EXERCISE DIRECTIONS
Without skipping anything, write out each record below exactly.

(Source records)
────────────────────────────────────────
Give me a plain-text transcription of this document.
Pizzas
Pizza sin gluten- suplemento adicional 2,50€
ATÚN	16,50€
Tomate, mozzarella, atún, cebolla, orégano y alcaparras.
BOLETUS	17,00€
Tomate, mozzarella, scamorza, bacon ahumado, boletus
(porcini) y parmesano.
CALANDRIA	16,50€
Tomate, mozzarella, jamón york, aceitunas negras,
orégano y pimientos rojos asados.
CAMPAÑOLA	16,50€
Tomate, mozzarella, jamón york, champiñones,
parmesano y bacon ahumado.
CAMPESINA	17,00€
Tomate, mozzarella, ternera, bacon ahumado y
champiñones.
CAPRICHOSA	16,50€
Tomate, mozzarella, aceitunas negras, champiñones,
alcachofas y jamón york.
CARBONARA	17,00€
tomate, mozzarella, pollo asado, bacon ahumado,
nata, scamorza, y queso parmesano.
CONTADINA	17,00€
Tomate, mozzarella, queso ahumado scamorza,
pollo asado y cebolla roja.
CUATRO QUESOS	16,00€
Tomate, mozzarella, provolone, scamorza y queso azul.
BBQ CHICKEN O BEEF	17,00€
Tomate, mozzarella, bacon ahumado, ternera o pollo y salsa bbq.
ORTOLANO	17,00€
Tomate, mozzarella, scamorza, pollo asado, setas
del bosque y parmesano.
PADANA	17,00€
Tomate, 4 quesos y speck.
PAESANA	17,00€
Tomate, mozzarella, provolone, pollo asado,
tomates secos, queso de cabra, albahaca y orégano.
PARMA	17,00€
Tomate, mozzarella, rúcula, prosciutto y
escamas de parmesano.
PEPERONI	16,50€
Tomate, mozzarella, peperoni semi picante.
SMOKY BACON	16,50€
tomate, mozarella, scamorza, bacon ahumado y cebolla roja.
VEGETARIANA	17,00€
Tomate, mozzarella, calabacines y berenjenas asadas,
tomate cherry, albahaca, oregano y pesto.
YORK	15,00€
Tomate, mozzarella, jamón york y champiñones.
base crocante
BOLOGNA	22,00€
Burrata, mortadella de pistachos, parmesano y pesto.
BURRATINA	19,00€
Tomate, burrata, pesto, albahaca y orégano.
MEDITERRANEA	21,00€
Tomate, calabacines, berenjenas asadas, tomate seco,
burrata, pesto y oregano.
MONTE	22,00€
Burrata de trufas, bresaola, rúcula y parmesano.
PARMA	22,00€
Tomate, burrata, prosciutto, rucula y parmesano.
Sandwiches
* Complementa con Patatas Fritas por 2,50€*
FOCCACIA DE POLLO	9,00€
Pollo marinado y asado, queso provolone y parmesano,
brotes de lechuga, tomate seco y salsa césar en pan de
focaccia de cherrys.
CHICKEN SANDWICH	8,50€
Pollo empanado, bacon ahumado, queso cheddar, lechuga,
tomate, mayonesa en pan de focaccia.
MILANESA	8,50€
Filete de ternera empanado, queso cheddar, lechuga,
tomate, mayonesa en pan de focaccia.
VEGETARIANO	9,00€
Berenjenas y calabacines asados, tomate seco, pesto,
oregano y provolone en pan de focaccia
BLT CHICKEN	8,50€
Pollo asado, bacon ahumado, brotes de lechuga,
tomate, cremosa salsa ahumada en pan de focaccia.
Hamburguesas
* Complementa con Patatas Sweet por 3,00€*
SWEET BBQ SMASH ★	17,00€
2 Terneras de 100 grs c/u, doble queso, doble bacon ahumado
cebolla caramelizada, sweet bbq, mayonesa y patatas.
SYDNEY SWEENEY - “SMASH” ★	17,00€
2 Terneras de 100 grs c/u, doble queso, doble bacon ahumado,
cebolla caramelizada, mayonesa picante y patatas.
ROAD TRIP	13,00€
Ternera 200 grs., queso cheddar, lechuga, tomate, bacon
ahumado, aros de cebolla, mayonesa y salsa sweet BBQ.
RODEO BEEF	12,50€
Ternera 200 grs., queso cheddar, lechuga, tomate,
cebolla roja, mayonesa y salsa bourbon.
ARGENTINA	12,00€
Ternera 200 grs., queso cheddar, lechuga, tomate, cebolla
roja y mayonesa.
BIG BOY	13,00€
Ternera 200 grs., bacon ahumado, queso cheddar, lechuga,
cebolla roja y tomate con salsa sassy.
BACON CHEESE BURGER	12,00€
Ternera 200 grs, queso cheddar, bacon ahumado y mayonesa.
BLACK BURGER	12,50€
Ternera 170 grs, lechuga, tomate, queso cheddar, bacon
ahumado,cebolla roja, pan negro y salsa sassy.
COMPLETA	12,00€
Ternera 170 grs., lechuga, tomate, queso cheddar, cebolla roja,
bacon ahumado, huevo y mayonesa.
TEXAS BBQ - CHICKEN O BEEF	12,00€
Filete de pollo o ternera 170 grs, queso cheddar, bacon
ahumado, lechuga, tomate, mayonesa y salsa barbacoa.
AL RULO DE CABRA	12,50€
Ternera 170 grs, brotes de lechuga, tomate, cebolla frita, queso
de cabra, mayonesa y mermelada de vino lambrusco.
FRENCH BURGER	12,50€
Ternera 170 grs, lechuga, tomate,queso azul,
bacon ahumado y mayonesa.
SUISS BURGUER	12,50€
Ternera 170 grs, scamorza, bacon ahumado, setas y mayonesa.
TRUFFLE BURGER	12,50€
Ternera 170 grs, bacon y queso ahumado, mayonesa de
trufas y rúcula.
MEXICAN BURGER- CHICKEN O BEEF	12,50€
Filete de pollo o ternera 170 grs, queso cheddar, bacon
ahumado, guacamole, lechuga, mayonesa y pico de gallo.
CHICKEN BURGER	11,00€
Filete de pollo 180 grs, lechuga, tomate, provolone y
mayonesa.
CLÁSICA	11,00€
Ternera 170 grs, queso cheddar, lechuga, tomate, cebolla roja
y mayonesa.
────────────────────────────────────────
RESPONSE
Give me a plain-text transcription of this document.
Pizzas
Pizza sin gluten- suplemento adicional 2,50€
ATÚN	16,50€
Tomate, mozzarella, atún, cebolla, orégano y alcaparras.
BOLETUS	17,00€
Tomate, mozzarella, scamorza, bacon ahumado, boletus
(porcini) y parmesano.
CALANDRIA	16,50€
Tomate, mozzarella, jamón york, aceitunas negras,
orégano y pimientos rojos asados.
CAMPAÑOLA	16,50€
Tomate, mozzarella, jamón york, champiñones,
parmesano y bacon ahumado.
CAMPESINA	17,00€
Tomate, mozzarella, ternera, bacon ahumado y
champiñones.
CAPRICHOSA	16,50€
Tomate, mozzarella, aceitunas negras, champiñones,
alcachofas y jamón york.
CARBONARA	17,00€
tomate, mozzarella, pollo asado, bacon ahumado,
nata, scamorza, y queso parmesano.
CONTADINA	17,00€
Tomate, mozzarella, queso ahumado scamorza,
pollo asado y cebolla roja.
CUATRO QUESOS	16,00€
Tomate, mozzarella, provolone, scamorza y queso azul.
BBQ CHICKEN O BEEF	17,00€
Tomate, mozzarella, bacon ahumado, ternera o pollo y salsa bbq.
ORTOLANO	17,00€
Tomate, mozzarella, scamorza, pollo asado, setas
del bosque y parmesano.
PADANA	17,00€
Tomate, 4 quesos y speck.
PAESANA	17,00€
Tomate, mozzarella, provolone, pollo asado,
tomates secos, queso de cabra, albahaca y orégano.
PARMA	17,00€
Tomate, mozzarella, rúcula, prosciutto y
escamas de parmesano.
PEPERONI	16,50€
Tomate, mozzarella, peperoni semi picante.
SMOKY BACON	16,50€
tomate, mozarella, scamorza, bacon ahumado y cebolla roja.
VEGETARIANA	17,00€
Tomate, mozzarella, calabacines y berenjenas asadas,
tomate cherry, albahaca, oregano y pesto.
YORK	15,00€
Tomate, mozzarella, jamón york y champiñones.
base crocante
BOLOGNA	22,00€
Burrata, mortadella de pistachos, parmesano y pesto.
BURRATINA	19,00€
Tomate, burrata, pesto, albahaca y orégano.
MEDITERRANEA	21,00€
Tomate, calabacines, berenjenas asadas, tomate seco,
burrata, pesto y oregano.
MONTE	22,00€
Burrata de trufas, bresaola, rúcula y parmesano.
PARMA	22,00€
Tomate, burrata, prosciutto, rucula y parmesano.
Sandwiches
* Complementa con Patatas Fritas por 2,50€*
FOCCACIA DE POLLO	9,00€
Pollo marinado y asado, queso provolone y parmesano,
brotes de lechuga, tomate seco y salsa césar en pan de
focaccia de cherrys.
CHICKEN SANDWICH	8,50€
Pollo empanado, bacon ahumado, queso cheddar, lechuga,
tomate, mayonesa en pan de focaccia.
MILANESA	8,50€
Filete de ternera empanado, queso cheddar, lechuga,
tomate, mayonesa en pan de focaccia.
VEGETARIANO	9,00€
Berenjenas y calabacines asados, tomate seco, pesto,
oregano y provolone en pan de focaccia
BLT CHICKEN	8,50€
Pollo asado, bacon ahumado, brotes de lechuga,
tomate, cremosa salsa ahumada en pan de focaccia.
Hamburguesas
* Complementa con Patatas Sweet por 3,00€*
SWEET BBQ SMASH ★	17,00€
2 Terneras de 100 grs c/u, doble queso, doble bacon ahumado
cebolla caramelizada, sweet bbq, mayonesa y patatas.
SYDNEY SWEENEY - “SMASH” ★	17,00€
2 Terneras de 100 grs c/u, doble queso, doble bacon ahumado,
cebolla caramelizada, mayonesa picante y patatas.
ROAD TRIP	13,00€
Ternera 200 grs., queso cheddar, lechuga, tomate, bacon
ahumado, aros de cebolla, mayonesa y salsa sweet BBQ.
RODEO BEEF	12,50€
Ternera 200 grs., queso cheddar, lechuga, tomate,
cebolla roja, mayonesa y salsa bourbon.
ARGENTINA	12,00€
Ternera 200 grs., queso cheddar, lechuga, tomate, cebolla
roja y mayonesa.
BIG BOY	13,00€
Ternera 200 grs., bacon ahumado, queso cheddar, lechuga,
cebolla roja y tomate con salsa sassy.
BACON CHEESE BURGER	12,00€
Ternera 200 grs, queso cheddar, bacon ahumado y mayonesa.
BLACK BURGER	12,50€
Ternera 170 grs, lechuga, tomate, queso cheddar, bacon
ahumado,cebolla roja, pan negro y salsa sassy.
COMPLETA	12,00€
Ternera 170 grs., lechuga, tomate, queso cheddar, cebolla roja,
bacon ahumado, huevo y mayonesa.
TEXAS BBQ - CHICKEN O BEEF	12,00€
Filete de pollo o ternera 170 grs, queso cheddar, bacon
ahumado, lechuga, tomate, mayonesa y salsa barbacoa.
AL RULO DE CABRA	12,50€
Ternera 170 grs, brotes de lechuga, tomate, cebolla frita, queso
de cabra, mayonesa y mermelada de vino lambrusco.
FRENCH BURGER	12,50€
Ternera 170 grs, lechuga, tomate,queso azul,
bacon ahumado y mayonesa.
SUISS BURGUER	12,50€
Ternera 170 grs, scamorza, bacon ahumado, setas y mayonesa.
TRUFFLE BURGER	12,50€
Ternera 170 grs, bacon y queso ahumado, mayonesa de
trufas y rúcula.
MEXICAN BURGER- CHICKEN O BEEF	12,50€
Filete de pollo o ternera 170 grs, queso cheddar, bacon
ahumado, guacamole, lechuga, mayonesa y pico de gallo.
CHICKEN BURGER	11,00€
Filete de pollo 180 grs, lechuga, tomate, provolone y
mayonesa.
CLÁSICA	11,00€
Ternera 170 grs, queso cheddar, lechuga, tomate, cebolla roja
y mayonesa.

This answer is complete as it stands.